Data items:

-- BEGIN --

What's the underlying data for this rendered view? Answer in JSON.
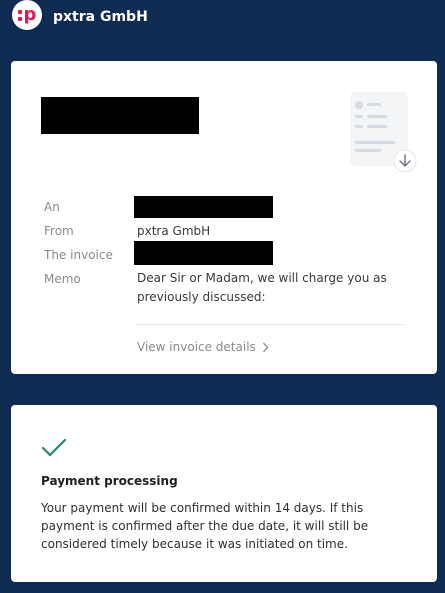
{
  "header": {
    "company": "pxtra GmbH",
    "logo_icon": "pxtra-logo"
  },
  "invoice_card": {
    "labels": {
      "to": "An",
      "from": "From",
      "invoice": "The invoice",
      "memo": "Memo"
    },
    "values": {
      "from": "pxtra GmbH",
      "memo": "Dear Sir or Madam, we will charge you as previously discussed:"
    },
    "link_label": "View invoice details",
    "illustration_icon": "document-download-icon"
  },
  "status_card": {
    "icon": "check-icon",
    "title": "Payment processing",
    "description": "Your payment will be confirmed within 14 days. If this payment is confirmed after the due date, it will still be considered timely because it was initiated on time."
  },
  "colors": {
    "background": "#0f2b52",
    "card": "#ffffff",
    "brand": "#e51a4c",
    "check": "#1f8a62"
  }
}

-- END --
-- BEGIN --

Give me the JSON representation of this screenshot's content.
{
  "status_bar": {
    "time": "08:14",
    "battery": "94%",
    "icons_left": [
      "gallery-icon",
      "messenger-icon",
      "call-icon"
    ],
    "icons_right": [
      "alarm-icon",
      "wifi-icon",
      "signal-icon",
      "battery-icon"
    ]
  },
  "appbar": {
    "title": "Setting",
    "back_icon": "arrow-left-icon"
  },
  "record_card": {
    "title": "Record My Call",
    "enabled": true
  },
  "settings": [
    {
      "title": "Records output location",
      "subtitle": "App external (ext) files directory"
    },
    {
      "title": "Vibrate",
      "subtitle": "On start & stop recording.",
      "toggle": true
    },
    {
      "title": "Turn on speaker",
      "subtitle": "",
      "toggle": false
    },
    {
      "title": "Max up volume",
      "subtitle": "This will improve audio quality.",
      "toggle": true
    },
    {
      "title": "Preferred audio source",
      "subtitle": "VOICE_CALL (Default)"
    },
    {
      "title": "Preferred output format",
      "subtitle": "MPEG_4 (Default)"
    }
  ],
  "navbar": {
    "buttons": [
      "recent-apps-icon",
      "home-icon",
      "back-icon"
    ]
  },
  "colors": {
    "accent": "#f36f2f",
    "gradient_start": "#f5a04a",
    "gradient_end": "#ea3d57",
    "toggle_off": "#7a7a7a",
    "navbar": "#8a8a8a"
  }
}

-- END --
-- BEGIN --

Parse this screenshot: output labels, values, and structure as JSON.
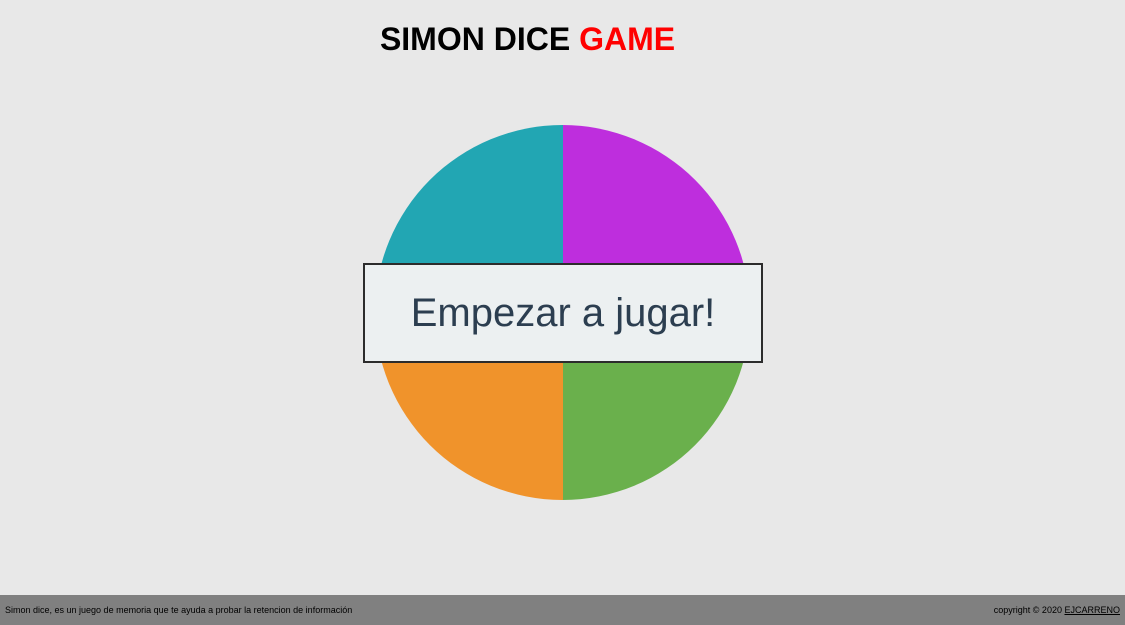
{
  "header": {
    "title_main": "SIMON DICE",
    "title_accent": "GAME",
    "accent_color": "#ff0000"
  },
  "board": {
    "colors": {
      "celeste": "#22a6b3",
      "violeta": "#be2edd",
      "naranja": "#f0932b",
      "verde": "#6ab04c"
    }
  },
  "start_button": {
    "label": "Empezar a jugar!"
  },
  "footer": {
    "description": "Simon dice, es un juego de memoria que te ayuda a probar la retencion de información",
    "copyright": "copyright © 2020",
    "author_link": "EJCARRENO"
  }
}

-- END --

*SHORT EXERCISE*.
Pull out every line above that holds the word "JSON".

*RESPONSE*.
What's the underlying data for this rendered view? Answer in JSON.
Give me the JSON representation of this screenshot's content.
Parse this screenshot: output labels, values, and structure as JSON.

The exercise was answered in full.